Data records
- - -
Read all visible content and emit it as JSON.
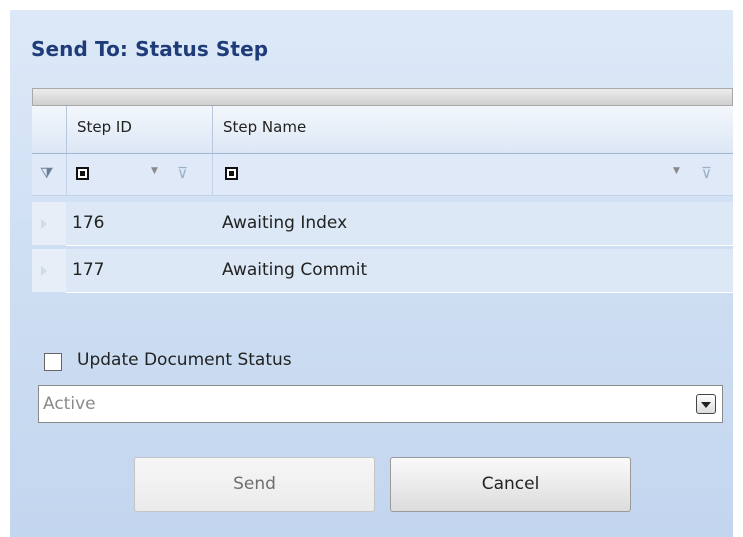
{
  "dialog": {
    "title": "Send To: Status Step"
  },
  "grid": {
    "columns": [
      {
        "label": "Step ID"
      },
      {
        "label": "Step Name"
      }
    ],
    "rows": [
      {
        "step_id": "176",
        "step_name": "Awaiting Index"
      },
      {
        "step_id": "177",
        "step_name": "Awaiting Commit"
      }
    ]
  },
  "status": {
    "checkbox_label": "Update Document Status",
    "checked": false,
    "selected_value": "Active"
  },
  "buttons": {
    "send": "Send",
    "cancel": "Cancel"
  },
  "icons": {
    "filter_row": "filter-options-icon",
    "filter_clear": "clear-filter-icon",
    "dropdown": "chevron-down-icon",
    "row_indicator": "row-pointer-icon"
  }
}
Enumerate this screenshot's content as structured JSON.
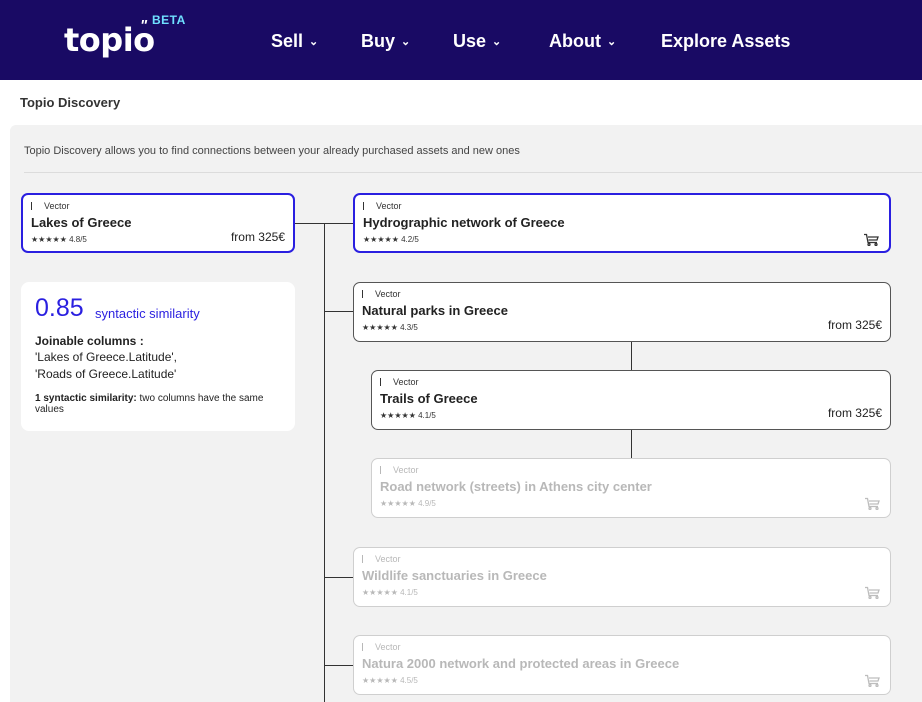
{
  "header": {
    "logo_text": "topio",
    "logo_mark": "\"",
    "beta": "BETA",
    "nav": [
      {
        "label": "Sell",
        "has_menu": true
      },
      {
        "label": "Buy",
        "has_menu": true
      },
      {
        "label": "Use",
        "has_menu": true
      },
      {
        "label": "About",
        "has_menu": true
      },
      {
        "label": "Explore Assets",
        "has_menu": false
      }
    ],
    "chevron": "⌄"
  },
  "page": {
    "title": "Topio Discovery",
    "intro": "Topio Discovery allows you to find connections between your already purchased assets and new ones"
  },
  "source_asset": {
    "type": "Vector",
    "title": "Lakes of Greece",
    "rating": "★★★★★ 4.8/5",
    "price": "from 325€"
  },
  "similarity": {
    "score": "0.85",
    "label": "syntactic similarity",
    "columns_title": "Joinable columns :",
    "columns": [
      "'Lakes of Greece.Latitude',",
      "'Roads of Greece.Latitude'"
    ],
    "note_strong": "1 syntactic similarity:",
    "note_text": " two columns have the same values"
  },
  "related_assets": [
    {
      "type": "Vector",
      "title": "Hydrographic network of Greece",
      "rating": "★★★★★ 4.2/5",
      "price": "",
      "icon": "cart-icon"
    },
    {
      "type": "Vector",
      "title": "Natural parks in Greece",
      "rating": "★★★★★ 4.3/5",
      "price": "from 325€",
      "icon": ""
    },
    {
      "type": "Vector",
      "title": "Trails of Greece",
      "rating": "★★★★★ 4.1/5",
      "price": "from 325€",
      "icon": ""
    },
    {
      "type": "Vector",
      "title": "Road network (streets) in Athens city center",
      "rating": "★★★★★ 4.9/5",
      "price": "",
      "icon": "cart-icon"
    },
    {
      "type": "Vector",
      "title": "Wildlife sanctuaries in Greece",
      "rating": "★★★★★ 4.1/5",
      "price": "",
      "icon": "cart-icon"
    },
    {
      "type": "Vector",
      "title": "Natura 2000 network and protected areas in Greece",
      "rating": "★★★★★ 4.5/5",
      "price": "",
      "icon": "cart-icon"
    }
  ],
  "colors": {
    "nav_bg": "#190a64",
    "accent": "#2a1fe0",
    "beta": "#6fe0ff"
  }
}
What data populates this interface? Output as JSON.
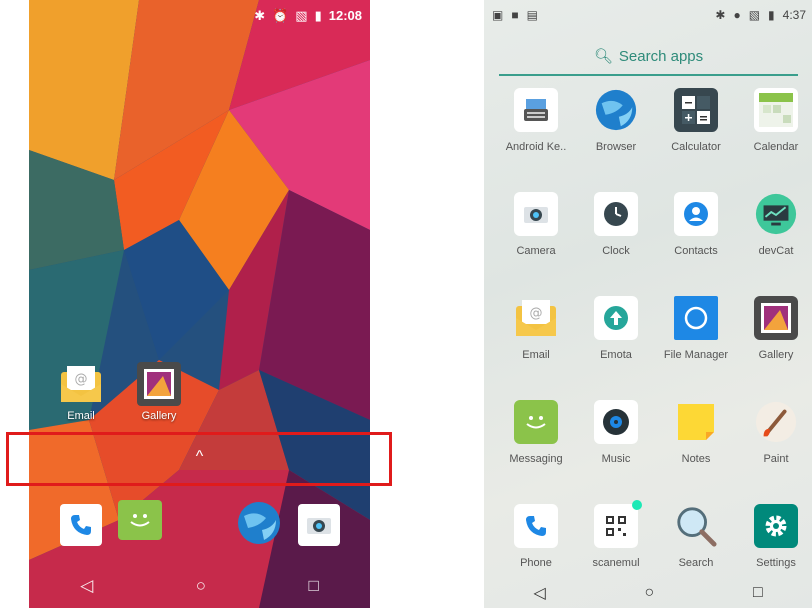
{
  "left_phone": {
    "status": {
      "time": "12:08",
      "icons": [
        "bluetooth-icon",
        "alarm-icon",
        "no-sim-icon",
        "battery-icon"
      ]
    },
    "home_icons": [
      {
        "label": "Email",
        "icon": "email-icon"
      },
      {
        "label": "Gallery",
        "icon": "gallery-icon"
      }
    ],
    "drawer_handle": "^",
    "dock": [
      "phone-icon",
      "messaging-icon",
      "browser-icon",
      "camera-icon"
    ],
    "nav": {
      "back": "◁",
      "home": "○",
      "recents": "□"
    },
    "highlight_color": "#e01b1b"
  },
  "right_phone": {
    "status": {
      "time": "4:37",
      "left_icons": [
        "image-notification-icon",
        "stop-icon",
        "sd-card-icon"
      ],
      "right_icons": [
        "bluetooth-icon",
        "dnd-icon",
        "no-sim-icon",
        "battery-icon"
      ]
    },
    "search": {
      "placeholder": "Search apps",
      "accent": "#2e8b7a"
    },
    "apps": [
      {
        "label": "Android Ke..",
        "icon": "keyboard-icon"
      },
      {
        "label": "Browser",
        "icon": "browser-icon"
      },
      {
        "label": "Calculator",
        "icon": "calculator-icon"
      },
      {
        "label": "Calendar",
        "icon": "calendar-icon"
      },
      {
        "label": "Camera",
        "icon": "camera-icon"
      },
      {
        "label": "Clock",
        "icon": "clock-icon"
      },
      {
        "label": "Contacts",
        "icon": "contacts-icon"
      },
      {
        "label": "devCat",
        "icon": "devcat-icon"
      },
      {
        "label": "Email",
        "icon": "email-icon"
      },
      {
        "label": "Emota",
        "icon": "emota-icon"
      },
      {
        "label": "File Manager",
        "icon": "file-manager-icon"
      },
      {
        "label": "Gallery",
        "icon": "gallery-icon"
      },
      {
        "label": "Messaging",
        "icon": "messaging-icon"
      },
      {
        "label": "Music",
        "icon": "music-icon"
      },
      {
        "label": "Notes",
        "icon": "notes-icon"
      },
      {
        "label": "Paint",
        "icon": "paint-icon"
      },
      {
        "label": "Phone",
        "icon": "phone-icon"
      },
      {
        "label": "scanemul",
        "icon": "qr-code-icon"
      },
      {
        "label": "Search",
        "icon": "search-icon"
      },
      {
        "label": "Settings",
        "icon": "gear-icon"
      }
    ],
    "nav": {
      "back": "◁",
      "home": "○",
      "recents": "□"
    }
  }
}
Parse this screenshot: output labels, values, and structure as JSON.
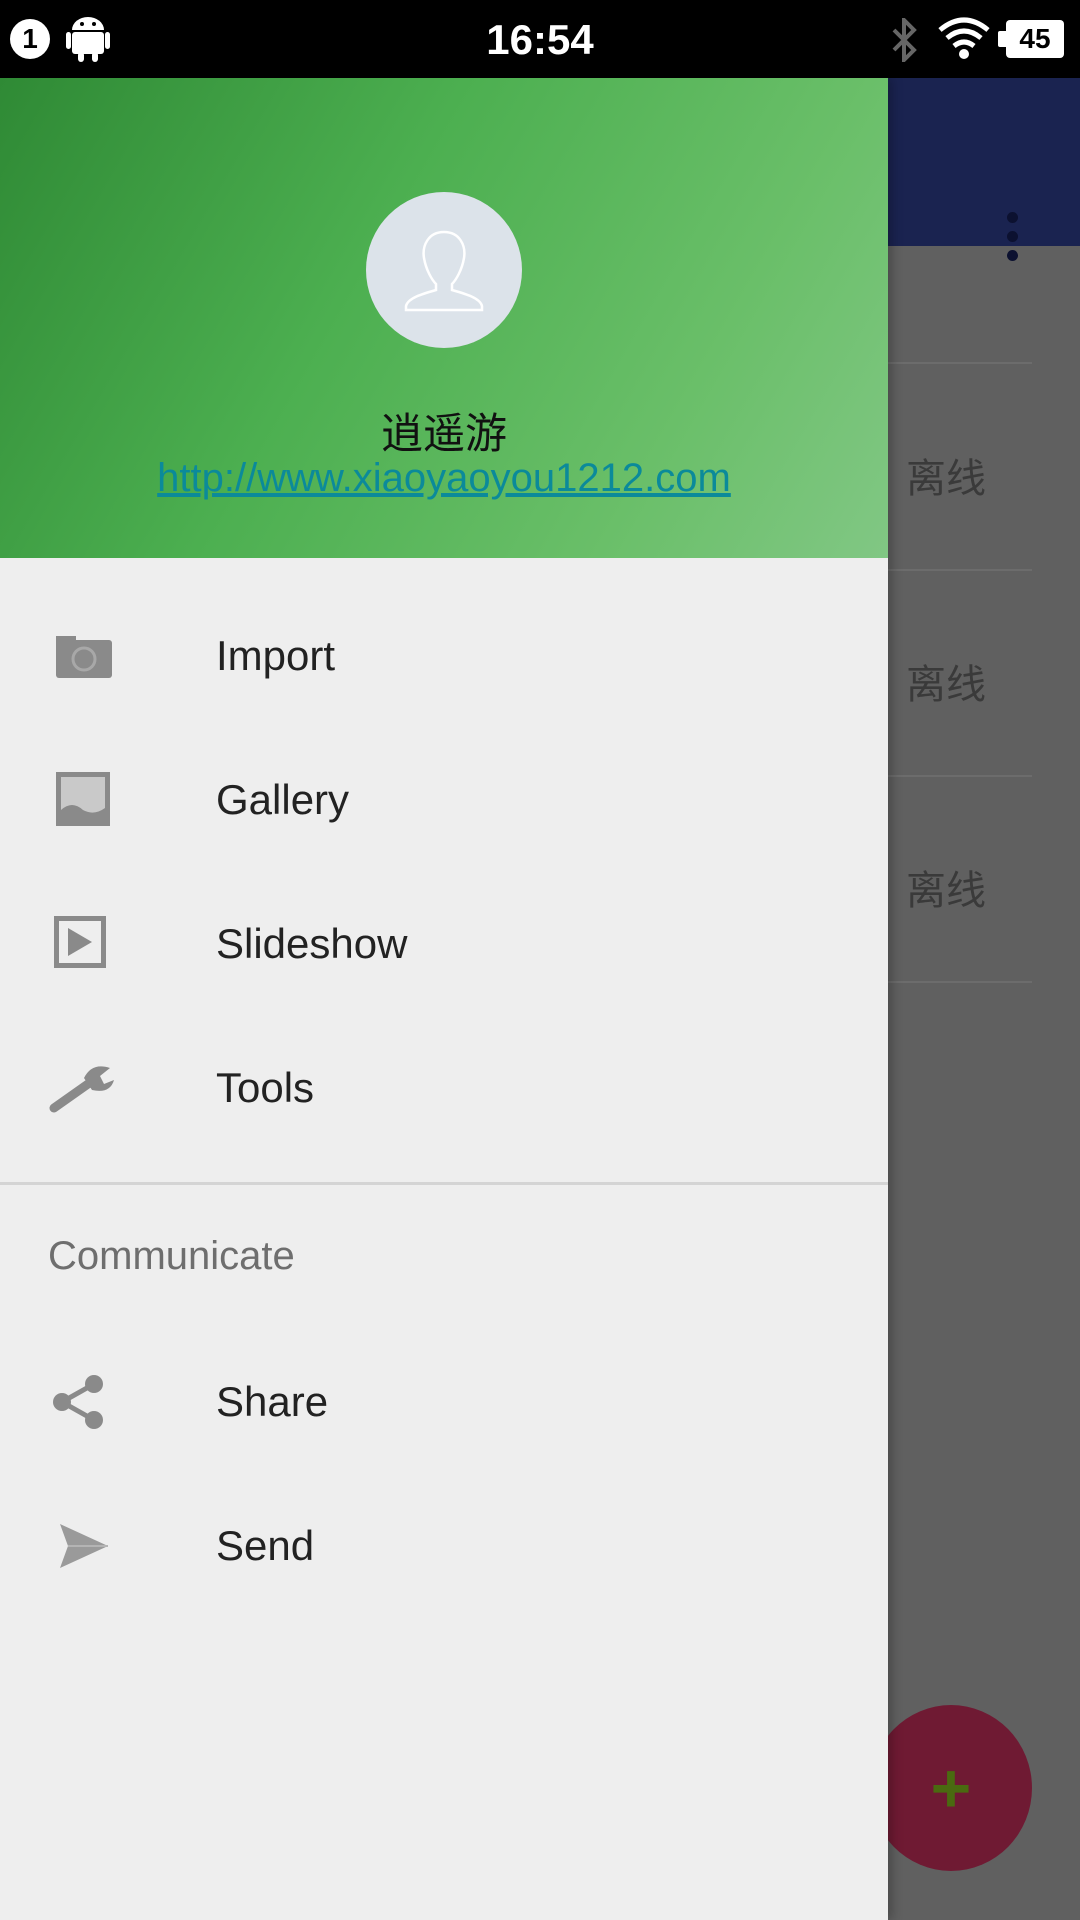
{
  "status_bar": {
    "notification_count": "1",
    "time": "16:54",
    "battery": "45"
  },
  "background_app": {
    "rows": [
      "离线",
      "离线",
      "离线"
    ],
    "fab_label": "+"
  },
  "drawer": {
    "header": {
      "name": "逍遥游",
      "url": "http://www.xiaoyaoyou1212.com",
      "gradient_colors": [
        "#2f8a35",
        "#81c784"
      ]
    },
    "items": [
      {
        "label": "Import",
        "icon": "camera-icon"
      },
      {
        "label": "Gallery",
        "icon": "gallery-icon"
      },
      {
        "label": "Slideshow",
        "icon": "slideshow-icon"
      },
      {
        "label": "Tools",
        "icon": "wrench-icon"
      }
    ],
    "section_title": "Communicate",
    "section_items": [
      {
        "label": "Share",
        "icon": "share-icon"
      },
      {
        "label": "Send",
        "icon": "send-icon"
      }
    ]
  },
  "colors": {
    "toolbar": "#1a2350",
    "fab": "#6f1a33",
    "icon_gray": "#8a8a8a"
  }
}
- - -
▶ _Task prompt_:
Leave the pictures out and print the records above exactly as they stand.

▶ _Reply_:
Read all visible content and emit it as JSON.
{
  "dialog": {
    "title": "Send To: Status Step"
  },
  "grid": {
    "columns": [
      {
        "label": "Step ID"
      },
      {
        "label": "Step Name"
      }
    ],
    "rows": [
      {
        "step_id": "176",
        "step_name": "Awaiting Index"
      },
      {
        "step_id": "177",
        "step_name": "Awaiting Commit"
      }
    ]
  },
  "status": {
    "checkbox_label": "Update Document Status",
    "checked": false,
    "selected_value": "Active"
  },
  "buttons": {
    "send": "Send",
    "cancel": "Cancel"
  },
  "icons": {
    "filter_row": "filter-options-icon",
    "filter_clear": "clear-filter-icon",
    "dropdown": "chevron-down-icon",
    "row_indicator": "row-pointer-icon"
  }
}
Enumerate this screenshot's content as structured JSON.
{
  "header": {
    "logo_text": "topio",
    "logo_mark": "\"",
    "beta": "BETA",
    "nav": [
      {
        "label": "Sell",
        "has_menu": true
      },
      {
        "label": "Buy",
        "has_menu": true
      },
      {
        "label": "Use",
        "has_menu": true
      },
      {
        "label": "About",
        "has_menu": true
      },
      {
        "label": "Explore Assets",
        "has_menu": false
      }
    ],
    "chevron": "⌄"
  },
  "page": {
    "title": "Topio Discovery",
    "intro": "Topio Discovery allows you to find connections between your already purchased assets and new ones"
  },
  "source_asset": {
    "type": "Vector",
    "title": "Lakes of Greece",
    "rating": "★★★★★ 4.8/5",
    "price": "from 325€"
  },
  "similarity": {
    "score": "0.85",
    "label": "syntactic similarity",
    "columns_title": "Joinable columns :",
    "columns": [
      "'Lakes of Greece.Latitude',",
      "'Roads of Greece.Latitude'"
    ],
    "note_strong": "1 syntactic similarity:",
    "note_text": " two columns have the same values"
  },
  "related_assets": [
    {
      "type": "Vector",
      "title": "Hydrographic network of Greece",
      "rating": "★★★★★ 4.2/5",
      "price": "",
      "icon": "cart-icon"
    },
    {
      "type": "Vector",
      "title": "Natural parks in Greece",
      "rating": "★★★★★ 4.3/5",
      "price": "from 325€",
      "icon": ""
    },
    {
      "type": "Vector",
      "title": "Trails of Greece",
      "rating": "★★★★★ 4.1/5",
      "price": "from 325€",
      "icon": ""
    },
    {
      "type": "Vector",
      "title": "Road network (streets) in Athens city center",
      "rating": "★★★★★ 4.9/5",
      "price": "",
      "icon": "cart-icon"
    },
    {
      "type": "Vector",
      "title": "Wildlife sanctuaries in Greece",
      "rating": "★★★★★ 4.1/5",
      "price": "",
      "icon": "cart-icon"
    },
    {
      "type": "Vector",
      "title": "Natura 2000 network and protected areas in Greece",
      "rating": "★★★★★ 4.5/5",
      "price": "",
      "icon": "cart-icon"
    }
  ],
  "colors": {
    "nav_bg": "#190a64",
    "accent": "#2a1fe0",
    "beta": "#6fe0ff"
  }
}
What data populates this interface? Output as JSON.
{
  "left_phone": {
    "status": {
      "time": "12:08",
      "icons": [
        "bluetooth-icon",
        "alarm-icon",
        "no-sim-icon",
        "battery-icon"
      ]
    },
    "home_icons": [
      {
        "label": "Email",
        "icon": "email-icon"
      },
      {
        "label": "Gallery",
        "icon": "gallery-icon"
      }
    ],
    "drawer_handle": "^",
    "dock": [
      "phone-icon",
      "messaging-icon",
      "browser-icon",
      "camera-icon"
    ],
    "nav": {
      "back": "◁",
      "home": "○",
      "recents": "□"
    },
    "highlight_color": "#e01b1b"
  },
  "right_phone": {
    "status": {
      "time": "4:37",
      "left_icons": [
        "image-notification-icon",
        "stop-icon",
        "sd-card-icon"
      ],
      "right_icons": [
        "bluetooth-icon",
        "dnd-icon",
        "no-sim-icon",
        "battery-icon"
      ]
    },
    "search": {
      "placeholder": "Search apps",
      "accent": "#2e8b7a"
    },
    "apps": [
      {
        "label": "Android Ke..",
        "icon": "keyboard-icon"
      },
      {
        "label": "Browser",
        "icon": "browser-icon"
      },
      {
        "label": "Calculator",
        "icon": "calculator-icon"
      },
      {
        "label": "Calendar",
        "icon": "calendar-icon"
      },
      {
        "label": "Camera",
        "icon": "camera-icon"
      },
      {
        "label": "Clock",
        "icon": "clock-icon"
      },
      {
        "label": "Contacts",
        "icon": "contacts-icon"
      },
      {
        "label": "devCat",
        "icon": "devcat-icon"
      },
      {
        "label": "Email",
        "icon": "email-icon"
      },
      {
        "label": "Emota",
        "icon": "emota-icon"
      },
      {
        "label": "File Manager",
        "icon": "file-manager-icon"
      },
      {
        "label": "Gallery",
        "icon": "gallery-icon"
      },
      {
        "label": "Messaging",
        "icon": "messaging-icon"
      },
      {
        "label": "Music",
        "icon": "music-icon"
      },
      {
        "label": "Notes",
        "icon": "notes-icon"
      },
      {
        "label": "Paint",
        "icon": "paint-icon"
      },
      {
        "label": "Phone",
        "icon": "phone-icon"
      },
      {
        "label": "scanemul",
        "icon": "qr-code-icon"
      },
      {
        "label": "Search",
        "icon": "search-icon"
      },
      {
        "label": "Settings",
        "icon": "gear-icon"
      }
    ],
    "nav": {
      "back": "◁",
      "home": "○",
      "recents": "□"
    }
  }
}
Parse this screenshot: output labels, values, and structure as JSON.
{
  "status_bar": {
    "notification_count": "1",
    "time": "16:54",
    "battery": "45"
  },
  "background_app": {
    "rows": [
      "离线",
      "离线",
      "离线"
    ],
    "fab_label": "+"
  },
  "drawer": {
    "header": {
      "name": "逍遥游",
      "url": "http://www.xiaoyaoyou1212.com",
      "gradient_colors": [
        "#2f8a35",
        "#81c784"
      ]
    },
    "items": [
      {
        "label": "Import",
        "icon": "camera-icon"
      },
      {
        "label": "Gallery",
        "icon": "gallery-icon"
      },
      {
        "label": "Slideshow",
        "icon": "slideshow-icon"
      },
      {
        "label": "Tools",
        "icon": "wrench-icon"
      }
    ],
    "section_title": "Communicate",
    "section_items": [
      {
        "label": "Share",
        "icon": "share-icon"
      },
      {
        "label": "Send",
        "icon": "send-icon"
      }
    ]
  },
  "colors": {
    "toolbar": "#1a2350",
    "fab": "#6f1a33",
    "icon_gray": "#8a8a8a"
  }
}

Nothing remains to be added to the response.